## Work to complete
Copy out everything from the start of the records down to and including the line that contains "data-label: 0.41% bbox=[601, 195, 621, 203]", without changing a character.

**** Materials provided

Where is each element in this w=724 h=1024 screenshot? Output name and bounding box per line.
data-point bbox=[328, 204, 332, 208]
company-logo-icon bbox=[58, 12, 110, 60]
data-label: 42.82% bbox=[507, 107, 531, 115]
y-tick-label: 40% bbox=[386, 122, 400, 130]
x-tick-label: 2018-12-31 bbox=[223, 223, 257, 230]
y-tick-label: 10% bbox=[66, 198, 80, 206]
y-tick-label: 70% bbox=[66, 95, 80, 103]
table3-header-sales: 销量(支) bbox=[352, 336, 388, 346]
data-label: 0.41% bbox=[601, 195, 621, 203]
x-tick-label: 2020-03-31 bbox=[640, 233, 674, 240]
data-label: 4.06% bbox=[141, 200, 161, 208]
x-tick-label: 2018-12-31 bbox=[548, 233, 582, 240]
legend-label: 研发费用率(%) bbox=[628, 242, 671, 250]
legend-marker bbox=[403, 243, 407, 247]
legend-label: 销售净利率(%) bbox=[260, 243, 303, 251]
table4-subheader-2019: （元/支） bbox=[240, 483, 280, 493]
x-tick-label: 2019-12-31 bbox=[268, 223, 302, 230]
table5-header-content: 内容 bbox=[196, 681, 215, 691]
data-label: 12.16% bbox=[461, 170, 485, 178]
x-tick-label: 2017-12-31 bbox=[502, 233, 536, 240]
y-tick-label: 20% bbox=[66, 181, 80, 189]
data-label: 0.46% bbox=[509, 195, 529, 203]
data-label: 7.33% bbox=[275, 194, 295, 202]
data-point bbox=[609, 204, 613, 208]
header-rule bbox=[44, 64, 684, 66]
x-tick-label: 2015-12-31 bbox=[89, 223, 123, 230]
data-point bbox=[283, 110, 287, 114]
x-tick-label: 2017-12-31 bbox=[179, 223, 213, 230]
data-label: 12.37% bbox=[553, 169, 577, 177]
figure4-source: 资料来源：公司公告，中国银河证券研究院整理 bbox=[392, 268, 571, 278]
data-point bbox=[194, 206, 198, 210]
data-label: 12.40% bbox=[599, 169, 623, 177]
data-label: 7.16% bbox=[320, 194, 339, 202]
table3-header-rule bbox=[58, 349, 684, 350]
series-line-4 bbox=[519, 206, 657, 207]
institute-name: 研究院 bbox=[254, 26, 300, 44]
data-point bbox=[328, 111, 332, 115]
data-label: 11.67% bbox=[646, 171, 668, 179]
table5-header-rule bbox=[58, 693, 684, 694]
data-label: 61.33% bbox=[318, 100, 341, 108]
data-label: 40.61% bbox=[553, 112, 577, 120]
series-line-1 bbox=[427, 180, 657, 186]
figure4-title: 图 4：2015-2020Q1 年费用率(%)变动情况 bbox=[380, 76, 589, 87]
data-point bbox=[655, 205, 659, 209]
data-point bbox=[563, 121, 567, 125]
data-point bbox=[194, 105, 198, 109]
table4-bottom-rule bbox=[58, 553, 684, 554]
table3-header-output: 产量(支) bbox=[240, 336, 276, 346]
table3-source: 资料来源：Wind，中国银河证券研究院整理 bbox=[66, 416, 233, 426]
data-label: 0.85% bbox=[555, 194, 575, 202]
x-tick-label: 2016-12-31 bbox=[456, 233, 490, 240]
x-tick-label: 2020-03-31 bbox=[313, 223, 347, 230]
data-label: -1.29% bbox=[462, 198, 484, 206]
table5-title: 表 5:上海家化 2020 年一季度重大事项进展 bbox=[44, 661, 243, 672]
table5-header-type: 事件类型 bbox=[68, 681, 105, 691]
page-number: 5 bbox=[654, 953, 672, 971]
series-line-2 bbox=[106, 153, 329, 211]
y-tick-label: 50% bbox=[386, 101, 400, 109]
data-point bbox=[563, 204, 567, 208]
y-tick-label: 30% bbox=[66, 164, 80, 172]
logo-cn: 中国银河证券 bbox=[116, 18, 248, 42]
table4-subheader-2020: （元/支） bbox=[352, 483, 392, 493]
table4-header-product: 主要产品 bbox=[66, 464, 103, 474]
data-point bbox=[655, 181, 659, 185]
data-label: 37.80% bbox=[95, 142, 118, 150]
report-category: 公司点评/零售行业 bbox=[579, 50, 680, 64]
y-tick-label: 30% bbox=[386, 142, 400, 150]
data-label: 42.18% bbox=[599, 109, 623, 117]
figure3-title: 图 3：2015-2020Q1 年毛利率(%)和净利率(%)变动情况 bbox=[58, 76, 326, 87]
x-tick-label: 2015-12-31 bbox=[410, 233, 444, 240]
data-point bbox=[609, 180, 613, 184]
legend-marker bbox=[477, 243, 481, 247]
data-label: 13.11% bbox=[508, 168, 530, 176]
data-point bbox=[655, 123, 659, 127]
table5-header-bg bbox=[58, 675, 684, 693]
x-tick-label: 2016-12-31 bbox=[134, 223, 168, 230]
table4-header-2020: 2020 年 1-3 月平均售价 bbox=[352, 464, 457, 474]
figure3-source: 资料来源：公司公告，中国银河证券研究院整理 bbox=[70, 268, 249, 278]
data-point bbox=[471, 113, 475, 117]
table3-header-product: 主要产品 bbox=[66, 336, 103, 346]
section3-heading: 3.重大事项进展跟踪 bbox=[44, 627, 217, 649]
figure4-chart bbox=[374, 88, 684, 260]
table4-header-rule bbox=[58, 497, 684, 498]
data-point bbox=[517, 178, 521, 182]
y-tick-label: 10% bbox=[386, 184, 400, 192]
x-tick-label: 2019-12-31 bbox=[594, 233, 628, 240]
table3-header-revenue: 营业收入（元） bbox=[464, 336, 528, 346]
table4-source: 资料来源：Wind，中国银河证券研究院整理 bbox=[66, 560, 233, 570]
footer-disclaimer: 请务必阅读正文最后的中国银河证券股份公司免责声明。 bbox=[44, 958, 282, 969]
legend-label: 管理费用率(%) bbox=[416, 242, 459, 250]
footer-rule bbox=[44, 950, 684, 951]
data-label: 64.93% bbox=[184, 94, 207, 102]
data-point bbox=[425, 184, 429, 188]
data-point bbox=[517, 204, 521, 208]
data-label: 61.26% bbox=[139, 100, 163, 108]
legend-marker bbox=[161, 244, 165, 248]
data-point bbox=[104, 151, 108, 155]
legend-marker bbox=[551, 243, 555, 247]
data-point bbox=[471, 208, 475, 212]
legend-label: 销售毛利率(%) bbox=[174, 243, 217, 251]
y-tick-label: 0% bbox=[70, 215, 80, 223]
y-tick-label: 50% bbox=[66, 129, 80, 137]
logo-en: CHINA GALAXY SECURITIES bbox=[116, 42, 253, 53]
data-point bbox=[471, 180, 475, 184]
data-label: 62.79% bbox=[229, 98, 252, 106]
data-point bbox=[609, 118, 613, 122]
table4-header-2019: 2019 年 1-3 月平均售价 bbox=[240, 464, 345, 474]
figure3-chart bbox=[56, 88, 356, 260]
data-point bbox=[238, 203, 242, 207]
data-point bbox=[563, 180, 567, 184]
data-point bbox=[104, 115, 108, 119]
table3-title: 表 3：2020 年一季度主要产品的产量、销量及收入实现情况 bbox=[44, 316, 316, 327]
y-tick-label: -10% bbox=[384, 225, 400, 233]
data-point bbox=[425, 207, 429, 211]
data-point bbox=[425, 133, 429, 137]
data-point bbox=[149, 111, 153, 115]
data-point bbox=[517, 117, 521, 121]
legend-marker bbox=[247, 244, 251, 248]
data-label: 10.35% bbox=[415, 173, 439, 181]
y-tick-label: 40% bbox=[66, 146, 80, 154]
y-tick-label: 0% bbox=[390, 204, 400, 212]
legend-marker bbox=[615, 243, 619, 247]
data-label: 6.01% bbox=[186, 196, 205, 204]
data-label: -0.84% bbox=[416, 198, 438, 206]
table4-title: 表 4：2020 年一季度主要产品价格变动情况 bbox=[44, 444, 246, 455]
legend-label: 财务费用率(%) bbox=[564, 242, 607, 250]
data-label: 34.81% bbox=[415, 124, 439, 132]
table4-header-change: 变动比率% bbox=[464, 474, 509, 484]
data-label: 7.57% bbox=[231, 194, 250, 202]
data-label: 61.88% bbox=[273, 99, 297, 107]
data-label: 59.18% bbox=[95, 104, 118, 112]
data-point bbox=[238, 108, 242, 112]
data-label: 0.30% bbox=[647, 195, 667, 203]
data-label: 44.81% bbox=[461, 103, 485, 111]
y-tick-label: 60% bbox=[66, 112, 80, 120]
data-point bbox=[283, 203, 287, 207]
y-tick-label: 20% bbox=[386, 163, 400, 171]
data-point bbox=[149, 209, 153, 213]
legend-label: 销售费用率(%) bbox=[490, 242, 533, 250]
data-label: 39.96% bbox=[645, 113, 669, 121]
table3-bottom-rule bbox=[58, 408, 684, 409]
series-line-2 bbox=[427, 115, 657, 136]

********

## Task solution
Where is each element in this w=724 h=1024 screenshot? Output name and bounding box per line.
data-point bbox=[328, 204, 332, 208]
company-logo-icon bbox=[58, 12, 110, 60]
data-label: 42.82% bbox=[507, 107, 531, 115]
y-tick-label: 40% bbox=[386, 122, 400, 130]
x-tick-label: 2018-12-31 bbox=[223, 223, 257, 230]
y-tick-label: 10% bbox=[66, 198, 80, 206]
y-tick-label: 70% bbox=[66, 95, 80, 103]
table3-header-sales: 销量(支) bbox=[352, 336, 388, 346]
data-label: 0.41% bbox=[601, 195, 621, 203]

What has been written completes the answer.